§ **LISTED ENTRIES**
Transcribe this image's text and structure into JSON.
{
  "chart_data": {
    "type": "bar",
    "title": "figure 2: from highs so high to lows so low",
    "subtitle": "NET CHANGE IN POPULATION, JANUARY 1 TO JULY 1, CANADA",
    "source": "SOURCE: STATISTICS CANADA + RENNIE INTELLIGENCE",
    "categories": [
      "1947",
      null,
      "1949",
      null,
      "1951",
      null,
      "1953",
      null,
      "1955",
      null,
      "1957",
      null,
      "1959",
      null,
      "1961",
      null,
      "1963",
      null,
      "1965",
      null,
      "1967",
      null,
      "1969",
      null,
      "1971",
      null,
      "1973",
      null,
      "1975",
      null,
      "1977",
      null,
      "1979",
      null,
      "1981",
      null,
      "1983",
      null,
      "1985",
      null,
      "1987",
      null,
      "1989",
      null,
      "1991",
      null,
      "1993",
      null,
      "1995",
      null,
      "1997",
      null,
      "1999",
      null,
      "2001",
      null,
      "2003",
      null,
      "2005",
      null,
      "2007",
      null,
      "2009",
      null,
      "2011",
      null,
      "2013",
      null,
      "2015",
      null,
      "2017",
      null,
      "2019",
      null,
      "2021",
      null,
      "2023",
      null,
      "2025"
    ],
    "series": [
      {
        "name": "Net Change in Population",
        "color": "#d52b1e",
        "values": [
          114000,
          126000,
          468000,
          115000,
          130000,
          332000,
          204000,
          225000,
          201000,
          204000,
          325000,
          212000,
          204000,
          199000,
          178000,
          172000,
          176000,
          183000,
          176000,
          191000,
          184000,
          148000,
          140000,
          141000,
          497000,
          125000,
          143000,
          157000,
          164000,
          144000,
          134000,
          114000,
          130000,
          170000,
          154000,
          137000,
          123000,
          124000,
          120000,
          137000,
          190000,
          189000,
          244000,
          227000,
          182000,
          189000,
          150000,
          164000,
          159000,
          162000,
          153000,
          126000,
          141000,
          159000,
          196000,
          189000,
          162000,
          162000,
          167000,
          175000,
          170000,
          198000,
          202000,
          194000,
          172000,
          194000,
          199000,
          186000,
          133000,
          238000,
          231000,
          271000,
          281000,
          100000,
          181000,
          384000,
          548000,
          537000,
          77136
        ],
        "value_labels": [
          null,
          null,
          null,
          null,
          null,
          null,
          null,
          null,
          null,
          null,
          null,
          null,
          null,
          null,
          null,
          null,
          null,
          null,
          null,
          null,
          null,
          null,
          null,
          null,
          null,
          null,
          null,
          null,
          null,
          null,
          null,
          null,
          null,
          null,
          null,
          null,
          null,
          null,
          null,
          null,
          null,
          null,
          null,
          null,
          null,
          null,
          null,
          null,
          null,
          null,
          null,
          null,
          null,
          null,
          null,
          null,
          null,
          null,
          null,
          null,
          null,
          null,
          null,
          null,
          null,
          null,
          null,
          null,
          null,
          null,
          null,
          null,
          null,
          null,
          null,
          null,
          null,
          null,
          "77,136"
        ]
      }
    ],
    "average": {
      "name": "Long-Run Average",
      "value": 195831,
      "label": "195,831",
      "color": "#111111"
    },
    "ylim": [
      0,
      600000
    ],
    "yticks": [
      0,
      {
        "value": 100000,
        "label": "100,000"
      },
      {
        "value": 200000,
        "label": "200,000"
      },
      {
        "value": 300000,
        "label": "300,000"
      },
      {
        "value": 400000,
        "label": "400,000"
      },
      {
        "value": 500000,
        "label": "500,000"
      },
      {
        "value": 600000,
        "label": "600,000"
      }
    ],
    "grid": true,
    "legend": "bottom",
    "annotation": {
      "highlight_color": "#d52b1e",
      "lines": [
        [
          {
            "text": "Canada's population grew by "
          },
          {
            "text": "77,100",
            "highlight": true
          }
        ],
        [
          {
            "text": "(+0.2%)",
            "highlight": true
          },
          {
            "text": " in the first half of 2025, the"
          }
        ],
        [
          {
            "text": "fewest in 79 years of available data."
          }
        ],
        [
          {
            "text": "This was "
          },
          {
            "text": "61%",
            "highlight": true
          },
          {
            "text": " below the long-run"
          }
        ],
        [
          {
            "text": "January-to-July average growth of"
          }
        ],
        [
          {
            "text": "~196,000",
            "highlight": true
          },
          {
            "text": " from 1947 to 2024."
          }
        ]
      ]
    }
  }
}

§ **OBJECTIVE**
Go through the data and return every record exactly.

§ **RESPONSE TO THIS EXERCISE**
Transcribe this image's text and structure into JSON.
{
  "chart_data": {
    "type": "bar",
    "title": "figure 2: from highs so high to lows so low",
    "subtitle": "NET CHANGE IN POPULATION, JANUARY 1 TO JULY 1, CANADA",
    "source": "SOURCE: STATISTICS CANADA + RENNIE INTELLIGENCE",
    "categories": [
      "1947",
      null,
      "1949",
      null,
      "1951",
      null,
      "1953",
      null,
      "1955",
      null,
      "1957",
      null,
      "1959",
      null,
      "1961",
      null,
      "1963",
      null,
      "1965",
      null,
      "1967",
      null,
      "1969",
      null,
      "1971",
      null,
      "1973",
      null,
      "1975",
      null,
      "1977",
      null,
      "1979",
      null,
      "1981",
      null,
      "1983",
      null,
      "1985",
      null,
      "1987",
      null,
      "1989",
      null,
      "1991",
      null,
      "1993",
      null,
      "1995",
      null,
      "1997",
      null,
      "1999",
      null,
      "2001",
      null,
      "2003",
      null,
      "2005",
      null,
      "2007",
      null,
      "2009",
      null,
      "2011",
      null,
      "2013",
      null,
      "2015",
      null,
      "2017",
      null,
      "2019",
      null,
      "2021",
      null,
      "2023",
      null,
      "2025"
    ],
    "series": [
      {
        "name": "Net Change in Population",
        "color": "#d52b1e",
        "values": [
          114000,
          126000,
          468000,
          115000,
          130000,
          332000,
          204000,
          225000,
          201000,
          204000,
          325000,
          212000,
          204000,
          199000,
          178000,
          172000,
          176000,
          183000,
          176000,
          191000,
          184000,
          148000,
          140000,
          141000,
          497000,
          125000,
          143000,
          157000,
          164000,
          144000,
          134000,
          114000,
          130000,
          170000,
          154000,
          137000,
          123000,
          124000,
          120000,
          137000,
          190000,
          189000,
          244000,
          227000,
          182000,
          189000,
          150000,
          164000,
          159000,
          162000,
          153000,
          126000,
          141000,
          159000,
          196000,
          189000,
          162000,
          162000,
          167000,
          175000,
          170000,
          198000,
          202000,
          194000,
          172000,
          194000,
          199000,
          186000,
          133000,
          238000,
          231000,
          271000,
          281000,
          100000,
          181000,
          384000,
          548000,
          537000,
          77136
        ],
        "value_labels": [
          null,
          null,
          null,
          null,
          null,
          null,
          null,
          null,
          null,
          null,
          null,
          null,
          null,
          null,
          null,
          null,
          null,
          null,
          null,
          null,
          null,
          null,
          null,
          null,
          null,
          null,
          null,
          null,
          null,
          null,
          null,
          null,
          null,
          null,
          null,
          null,
          null,
          null,
          null,
          null,
          null,
          null,
          null,
          null,
          null,
          null,
          null,
          null,
          null,
          null,
          null,
          null,
          null,
          null,
          null,
          null,
          null,
          null,
          null,
          null,
          null,
          null,
          null,
          null,
          null,
          null,
          null,
          null,
          null,
          null,
          null,
          null,
          null,
          null,
          null,
          null,
          null,
          null,
          "77,136"
        ]
      }
    ],
    "average": {
      "name": "Long-Run Average",
      "value": 195831,
      "label": "195,831",
      "color": "#111111"
    },
    "ylim": [
      0,
      600000
    ],
    "yticks": [
      0,
      {
        "value": 100000,
        "label": "100,000"
      },
      {
        "value": 200000,
        "label": "200,000"
      },
      {
        "value": 300000,
        "label": "300,000"
      },
      {
        "value": 400000,
        "label": "400,000"
      },
      {
        "value": 500000,
        "label": "500,000"
      },
      {
        "value": 600000,
        "label": "600,000"
      }
    ],
    "grid": true,
    "legend": "bottom",
    "annotation": {
      "highlight_color": "#d52b1e",
      "lines": [
        [
          {
            "text": "Canada's population grew by "
          },
          {
            "text": "77,100",
            "highlight": true
          }
        ],
        [
          {
            "text": "(+0.2%)",
            "highlight": true
          },
          {
            "text": " in the first half of 2025, the"
          }
        ],
        [
          {
            "text": "fewest in 79 years of available data."
          }
        ],
        [
          {
            "text": "This was "
          },
          {
            "text": "61%",
            "highlight": true
          },
          {
            "text": " below the long-run"
          }
        ],
        [
          {
            "text": "January-to-July average growth of"
          }
        ],
        [
          {
            "text": "~196,000",
            "highlight": true
          },
          {
            "text": " from 1947 to 2024."
          }
        ]
      ]
    }
  }
}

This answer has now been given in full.